Omit every picture and output the rest of the records exactly as they are.

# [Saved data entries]
>>
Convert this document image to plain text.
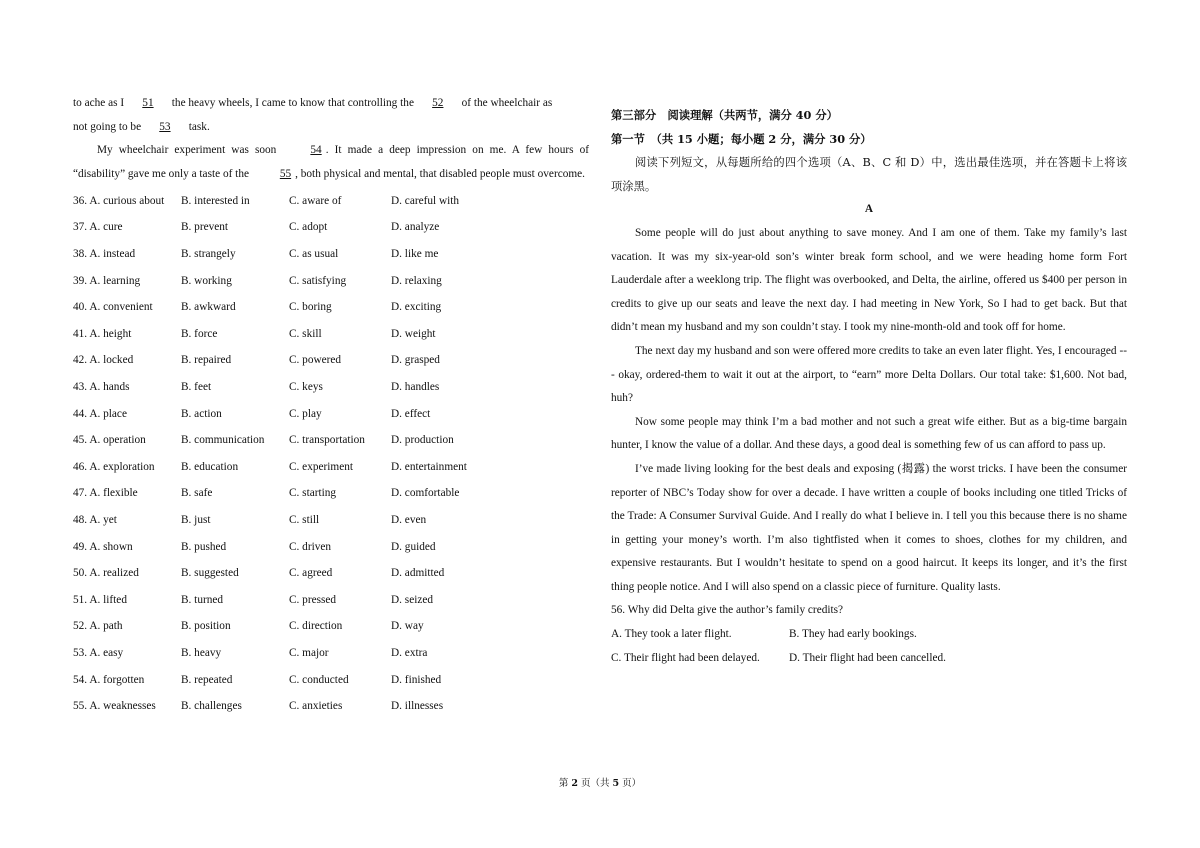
to ache as I 51 the heavy wheels, I came to know that controlling the 52 of the wheelchair as

not going to be 53 task.

My wheelchair experiment was soon 54 . It made a deep impression on me. A few hours of “disability” gave me only a taste of the 55 , both physical and mental, that disabled people must overcome.

36. A. curious about	B. interested in	C. aware of	D. careful with
37. A. cure	B. prevent	C. adopt	D. analyze
38. A. instead	B. strangely	C. as usual	D. like me
39. A. learning	B. working	C. satisfying	D. relaxing
40. A. convenient	B. awkward	C. boring	D. exciting
41. A. height	B. force	C. skill	D. weight
42. A. locked	B. repaired	C. powered	D. grasped
43. A. hands	B. feet	C. keys	D. handles
44. A. place	B. action	C. play	D. effect
45. A. operation	B. communication	C. transportation	D. production
46. A. exploration	B. education	C. experiment	D. entertainment
47. A. flexible	B. safe	C. starting	D. comfortable
48. A. yet	B. just	C. still	D. even
49. A. shown	B. pushed	C. driven	D. guided
50. A. realized	B. suggested	C. agreed	D. admitted
51. A. lifted	B. turned	C. pressed	D. seized
52. A. path	B. position	C. direction	D. way
53. A. easy	B. heavy	C. major	D. extra
54. A. forgotten	B. repeated	C. conducted	D. finished
55. A. weaknesses	B. challenges	C. anxieties	D. illnesses

第三部分　阅读理解（共两节，满分 40 分）

第一节　（共 15 小题；每小题 2 分，满分 30 分）

阅读下列短文，从每题所给的四个选项（A、B、C 和 D）中，选出最佳选项，并在答题卡上将该项涂黑。

A

Some people will do just about anything to save money. And I am one of them. Take my family’s last vacation. It was my six-year-old son’s winter break form school, and we were heading home form Fort Lauderdale after a weeklong trip. The flight was overbooked, and Delta, the airline, offered us $400 per person in credits to give up our seats and leave the next day. I had meeting in New York, So I had to get back. But that didn’t mean my husband and my son couldn’t stay. I took my nine-month-old and took off for home.

The next day my husband and son were offered more credits to take an even later flight. Yes, I encouraged --- okay, ordered-them to wait it out at the airport, to “earn” more Delta Dollars. Our total take: $1,600. Not bad, huh?

Now some people may think I’m a bad mother and not such a great wife either. But as a big-time bargain hunter, I know the value of a dollar. And these days, a good deal is something few of us can afford to pass up.

I’ve made living looking for the best deals and exposing (揭露) the worst tricks. I have been the consumer reporter of NBC’s Today show for over a decade. I have written a couple of books including one titled Tricks of the Trade: A Consumer Survival Guide. And I really do what I believe in. I tell you this because there is no shame in getting your money’s worth. I’m also tightfisted when it comes to shoes, clothes for my children, and expensive restaurants. But I wouldn’t hesitate to spend on a good haircut. It keeps its longer, and it’s the first thing people notice. And I will also spend on a classic piece of furniture. Quality lasts.

56. Why did Delta give the author’s family credits?

A. They took a later flight.	B. They had early bookings.
C. Their flight had been delayed.	D. Their flight had been cancelled.
第 2 页（共 5 页）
<<
# [Written answer]
Convert this document image to plain text.
to ache as I 51 the heavy wheels, I came to know that controlling the 52 of the wheelchair as

not going to be 53 task.

My wheelchair experiment was soon 54 . It made a deep impression on me. A few hours of “disability” gave me only a taste of the 55 , both physical and mental, that disabled people must overcome.

36. A. curious about	B. interested in	C. aware of	D. careful with
37. A. cure	B. prevent	C. adopt	D. analyze
38. A. instead	B. strangely	C. as usual	D. like me
39. A. learning	B. working	C. satisfying	D. relaxing
40. A. convenient	B. awkward	C. boring	D. exciting
41. A. height	B. force	C. skill	D. weight
42. A. locked	B. repaired	C. powered	D. grasped
43. A. hands	B. feet	C. keys	D. handles
44. A. place	B. action	C. play	D. effect
45. A. operation	B. communication	C. transportation	D. production
46. A. exploration	B. education	C. experiment	D. entertainment
47. A. flexible	B. safe	C. starting	D. comfortable
48. A. yet	B. just	C. still	D. even
49. A. shown	B. pushed	C. driven	D. guided
50. A. realized	B. suggested	C. agreed	D. admitted
51. A. lifted	B. turned	C. pressed	D. seized
52. A. path	B. position	C. direction	D. way
53. A. easy	B. heavy	C. major	D. extra
54. A. forgotten	B. repeated	C. conducted	D. finished
55. A. weaknesses	B. challenges	C. anxieties	D. illnesses

第三部分　阅读理解（共两节，满分 40 分）

第一节　（共 15 小题；每小题 2 分，满分 30 分）

阅读下列短文，从每题所给的四个选项（A、B、C 和 D）中，选出最佳选项，并在答题卡上将该项涂黑。

A

Some people will do just about anything to save money. And I am one of them. Take my family’s last vacation. It was my six-year-old son’s winter break form school, and we were heading home form Fort Lauderdale after a weeklong trip. The flight was overbooked, and Delta, the airline, offered us $400 per person in credits to give up our seats and leave the next day. I had meeting in New York, So I had to get back. But that didn’t mean my husband and my son couldn’t stay. I took my nine-month-old and took off for home.

The next day my husband and son were offered more credits to take an even later flight. Yes, I encouraged --- okay, ordered-them to wait it out at the airport, to “earn” more Delta Dollars. Our total take: $1,600. Not bad, huh?

Now some people may think I’m a bad mother and not such a great wife either. But as a big-time bargain hunter, I know the value of a dollar. And these days, a good deal is something few of us can afford to pass up.

I’ve made living looking for the best deals and exposing (揭露) the worst tricks. I have been the consumer reporter of NBC’s Today show for over a decade. I have written a couple of books including one titled Tricks of the Trade: A Consumer Survival Guide. And I really do what I believe in. I tell you this because there is no shame in getting your money’s worth. I’m also tightfisted when it comes to shoes, clothes for my children, and expensive restaurants. But I wouldn’t hesitate to spend on a good haircut. It keeps its longer, and it’s the first thing people notice. And I will also spend on a classic piece of furniture. Quality lasts.

56. Why did Delta give the author’s family credits?

A. They took a later flight.	B. They had early bookings.
C. Their flight had been delayed.	D. Their flight had been cancelled.
第 2 页（共 5 页）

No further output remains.